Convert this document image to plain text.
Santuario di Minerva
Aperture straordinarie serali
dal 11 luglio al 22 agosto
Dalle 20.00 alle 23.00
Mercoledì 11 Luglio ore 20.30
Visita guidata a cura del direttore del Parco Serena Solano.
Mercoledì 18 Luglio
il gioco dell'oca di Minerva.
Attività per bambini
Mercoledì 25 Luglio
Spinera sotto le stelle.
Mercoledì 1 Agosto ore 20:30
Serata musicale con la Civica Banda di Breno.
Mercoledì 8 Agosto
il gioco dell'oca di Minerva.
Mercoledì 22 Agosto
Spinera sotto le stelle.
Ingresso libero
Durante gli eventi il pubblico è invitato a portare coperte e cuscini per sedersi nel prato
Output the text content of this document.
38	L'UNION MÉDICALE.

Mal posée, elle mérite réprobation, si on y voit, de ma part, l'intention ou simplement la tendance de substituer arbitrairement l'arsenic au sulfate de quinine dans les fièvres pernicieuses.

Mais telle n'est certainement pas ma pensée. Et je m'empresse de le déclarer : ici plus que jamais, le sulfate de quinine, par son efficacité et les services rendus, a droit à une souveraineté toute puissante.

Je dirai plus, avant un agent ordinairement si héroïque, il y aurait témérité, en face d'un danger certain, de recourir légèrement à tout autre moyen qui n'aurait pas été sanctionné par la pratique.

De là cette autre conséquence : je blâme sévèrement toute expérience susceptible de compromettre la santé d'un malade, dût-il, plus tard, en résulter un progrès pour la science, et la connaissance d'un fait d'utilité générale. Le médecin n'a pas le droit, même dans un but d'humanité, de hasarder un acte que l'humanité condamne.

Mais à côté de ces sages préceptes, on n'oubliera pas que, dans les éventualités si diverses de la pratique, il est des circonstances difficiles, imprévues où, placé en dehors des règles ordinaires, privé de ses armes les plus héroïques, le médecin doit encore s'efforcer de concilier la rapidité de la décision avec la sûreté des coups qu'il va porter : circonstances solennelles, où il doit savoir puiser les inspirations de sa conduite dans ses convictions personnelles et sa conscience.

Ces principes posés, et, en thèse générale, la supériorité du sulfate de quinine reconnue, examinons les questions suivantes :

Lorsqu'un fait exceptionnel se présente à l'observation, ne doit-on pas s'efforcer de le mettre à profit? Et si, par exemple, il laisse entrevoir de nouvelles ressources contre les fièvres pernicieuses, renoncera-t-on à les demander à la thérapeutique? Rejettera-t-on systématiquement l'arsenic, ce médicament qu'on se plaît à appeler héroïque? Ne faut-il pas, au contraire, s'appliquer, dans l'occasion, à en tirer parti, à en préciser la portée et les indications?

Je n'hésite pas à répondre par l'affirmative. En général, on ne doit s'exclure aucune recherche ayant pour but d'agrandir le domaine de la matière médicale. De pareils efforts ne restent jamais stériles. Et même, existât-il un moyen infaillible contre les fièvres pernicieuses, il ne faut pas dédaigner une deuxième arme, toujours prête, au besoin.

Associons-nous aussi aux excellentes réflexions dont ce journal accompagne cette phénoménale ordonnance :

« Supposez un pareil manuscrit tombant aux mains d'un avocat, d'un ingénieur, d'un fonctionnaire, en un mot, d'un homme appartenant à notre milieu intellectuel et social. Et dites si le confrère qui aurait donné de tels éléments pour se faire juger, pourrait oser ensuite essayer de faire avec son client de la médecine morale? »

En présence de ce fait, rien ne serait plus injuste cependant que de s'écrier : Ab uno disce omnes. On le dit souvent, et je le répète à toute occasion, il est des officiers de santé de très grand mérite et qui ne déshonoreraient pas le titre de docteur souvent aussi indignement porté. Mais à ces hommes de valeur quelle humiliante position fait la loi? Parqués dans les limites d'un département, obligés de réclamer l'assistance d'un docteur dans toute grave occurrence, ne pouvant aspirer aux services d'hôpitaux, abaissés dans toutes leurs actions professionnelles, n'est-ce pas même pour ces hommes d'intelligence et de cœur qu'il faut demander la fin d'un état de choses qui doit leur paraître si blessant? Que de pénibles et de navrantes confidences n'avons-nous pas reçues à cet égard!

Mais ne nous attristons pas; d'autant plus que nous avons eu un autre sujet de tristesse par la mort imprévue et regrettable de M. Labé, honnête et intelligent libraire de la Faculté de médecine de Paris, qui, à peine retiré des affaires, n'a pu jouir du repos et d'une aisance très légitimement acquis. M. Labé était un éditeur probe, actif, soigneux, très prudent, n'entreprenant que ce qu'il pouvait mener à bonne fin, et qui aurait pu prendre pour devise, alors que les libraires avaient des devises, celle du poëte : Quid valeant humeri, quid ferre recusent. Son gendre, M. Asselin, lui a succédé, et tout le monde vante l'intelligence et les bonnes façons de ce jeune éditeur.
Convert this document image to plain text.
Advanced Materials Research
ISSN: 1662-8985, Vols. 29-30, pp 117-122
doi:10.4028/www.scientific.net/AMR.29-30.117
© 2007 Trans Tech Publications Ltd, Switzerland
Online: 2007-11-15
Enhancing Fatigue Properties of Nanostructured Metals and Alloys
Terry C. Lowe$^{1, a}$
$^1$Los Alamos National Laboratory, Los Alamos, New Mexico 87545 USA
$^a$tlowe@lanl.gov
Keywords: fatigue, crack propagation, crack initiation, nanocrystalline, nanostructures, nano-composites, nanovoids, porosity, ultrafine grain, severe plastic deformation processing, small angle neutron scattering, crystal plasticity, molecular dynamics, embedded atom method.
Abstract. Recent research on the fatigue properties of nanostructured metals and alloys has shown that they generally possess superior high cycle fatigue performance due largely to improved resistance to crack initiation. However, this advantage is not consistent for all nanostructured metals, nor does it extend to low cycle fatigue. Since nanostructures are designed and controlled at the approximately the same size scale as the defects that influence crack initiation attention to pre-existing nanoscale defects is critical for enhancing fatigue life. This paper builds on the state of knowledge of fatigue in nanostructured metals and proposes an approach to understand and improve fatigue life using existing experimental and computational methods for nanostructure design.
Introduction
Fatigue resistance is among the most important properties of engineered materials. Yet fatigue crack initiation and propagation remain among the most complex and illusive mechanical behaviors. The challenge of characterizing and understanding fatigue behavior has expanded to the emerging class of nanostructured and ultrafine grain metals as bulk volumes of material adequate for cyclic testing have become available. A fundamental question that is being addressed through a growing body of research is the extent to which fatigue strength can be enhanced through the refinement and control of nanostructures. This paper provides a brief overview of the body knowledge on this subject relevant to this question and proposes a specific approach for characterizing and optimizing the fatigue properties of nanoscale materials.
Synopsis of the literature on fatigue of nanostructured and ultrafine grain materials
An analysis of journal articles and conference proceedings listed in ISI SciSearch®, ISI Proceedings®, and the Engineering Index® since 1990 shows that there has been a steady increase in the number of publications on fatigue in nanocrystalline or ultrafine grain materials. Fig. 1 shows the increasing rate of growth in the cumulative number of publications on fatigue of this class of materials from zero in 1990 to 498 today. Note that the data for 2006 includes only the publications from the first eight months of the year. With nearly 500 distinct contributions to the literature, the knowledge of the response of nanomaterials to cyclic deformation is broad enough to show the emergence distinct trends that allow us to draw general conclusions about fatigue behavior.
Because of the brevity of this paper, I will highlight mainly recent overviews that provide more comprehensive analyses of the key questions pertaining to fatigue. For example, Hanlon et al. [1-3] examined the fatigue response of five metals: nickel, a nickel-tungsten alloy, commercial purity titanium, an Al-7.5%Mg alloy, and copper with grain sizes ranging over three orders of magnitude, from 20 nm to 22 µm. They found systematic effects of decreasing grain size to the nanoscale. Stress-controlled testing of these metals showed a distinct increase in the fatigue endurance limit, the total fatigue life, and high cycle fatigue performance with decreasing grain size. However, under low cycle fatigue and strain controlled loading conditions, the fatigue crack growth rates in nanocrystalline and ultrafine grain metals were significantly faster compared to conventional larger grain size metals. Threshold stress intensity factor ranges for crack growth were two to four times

● ● ●

WHAT TO DO
Return every line holding the word "quinine" from the records.

FINAL ANSWER
Mal posée, elle mérite réprobation, si on y voit, de ma part, l'intention ou simplement la tendance de substituer arbitrairement l'arsenic au sulfate de quinine dans les fièvres pernicieuses.
Mais telle n'est certainement pas ma pensée. Et je m'empresse de le déclarer : ici plus que jamais, le sulfate de quinine, par son efficacité et les services rendus, a droit à une souveraineté toute puissante.
Ces principes posés, et, en thèse générale, la supériorité du sulfate de quinine reconnue, examinons les questions suivantes :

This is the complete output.